▸ DIRECTIONS: Write the material out again, line by line, exactly as it is.

▸ INPUT MATERIAL:

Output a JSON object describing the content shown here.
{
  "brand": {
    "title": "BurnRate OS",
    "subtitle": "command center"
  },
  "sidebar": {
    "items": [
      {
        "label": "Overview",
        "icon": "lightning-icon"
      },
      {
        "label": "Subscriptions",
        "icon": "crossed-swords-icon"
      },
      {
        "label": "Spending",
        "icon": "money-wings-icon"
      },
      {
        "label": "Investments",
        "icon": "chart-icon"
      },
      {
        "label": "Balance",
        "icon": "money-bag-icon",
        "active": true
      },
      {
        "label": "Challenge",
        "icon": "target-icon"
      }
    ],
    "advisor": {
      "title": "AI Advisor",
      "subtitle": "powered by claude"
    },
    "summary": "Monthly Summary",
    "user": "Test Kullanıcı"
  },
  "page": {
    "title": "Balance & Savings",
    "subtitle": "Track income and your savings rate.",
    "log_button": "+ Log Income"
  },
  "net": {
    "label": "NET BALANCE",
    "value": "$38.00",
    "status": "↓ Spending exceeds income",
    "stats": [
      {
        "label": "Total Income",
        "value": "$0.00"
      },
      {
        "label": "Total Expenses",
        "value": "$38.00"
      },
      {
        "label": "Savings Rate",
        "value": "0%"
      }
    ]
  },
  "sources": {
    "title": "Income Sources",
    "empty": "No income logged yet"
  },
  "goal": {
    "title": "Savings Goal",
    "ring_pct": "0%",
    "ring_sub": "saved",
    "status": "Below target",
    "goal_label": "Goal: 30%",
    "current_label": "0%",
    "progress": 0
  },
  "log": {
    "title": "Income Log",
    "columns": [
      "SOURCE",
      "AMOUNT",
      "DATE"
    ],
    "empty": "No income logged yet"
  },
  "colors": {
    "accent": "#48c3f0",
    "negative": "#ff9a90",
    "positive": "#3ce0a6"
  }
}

▸ WRITTEN SOLUTION:
Output a JSON object describing the content shown here.
{
  "brand": {
    "title": "BurnRate OS",
    "subtitle": "command center"
  },
  "sidebar": {
    "items": [
      {
        "label": "Overview",
        "icon": "lightning-icon"
      },
      {
        "label": "Subscriptions",
        "icon": "crossed-swords-icon"
      },
      {
        "label": "Spending",
        "icon": "money-wings-icon"
      },
      {
        "label": "Investments",
        "icon": "chart-icon"
      },
      {
        "label": "Balance",
        "icon": "money-bag-icon",
        "active": true
      },
      {
        "label": "Challenge",
        "icon": "target-icon"
      }
    ],
    "advisor": {
      "title": "AI Advisor",
      "subtitle": "powered by claude"
    },
    "summary": "Monthly Summary",
    "user": "Test Kullanıcı"
  },
  "page": {
    "title": "Balance & Savings",
    "subtitle": "Track income and your savings rate.",
    "log_button": "+ Log Income"
  },
  "net": {
    "label": "NET BALANCE",
    "value": "$38.00",
    "status": "↓ Spending exceeds income",
    "stats": [
      {
        "label": "Total Income",
        "value": "$0.00"
      },
      {
        "label": "Total Expenses",
        "value": "$38.00"
      },
      {
        "label": "Savings Rate",
        "value": "0%"
      }
    ]
  },
  "sources": {
    "title": "Income Sources",
    "empty": "No income logged yet"
  },
  "goal": {
    "title": "Savings Goal",
    "ring_pct": "0%",
    "ring_sub": "saved",
    "status": "Below target",
    "goal_label": "Goal: 30%",
    "current_label": "0%",
    "progress": 0
  },
  "log": {
    "title": "Income Log",
    "columns": [
      "SOURCE",
      "AMOUNT",
      "DATE"
    ],
    "empty": "No income logged yet"
  },
  "colors": {
    "accent": "#48c3f0",
    "negative": "#ff9a90",
    "positive": "#3ce0a6"
  }
}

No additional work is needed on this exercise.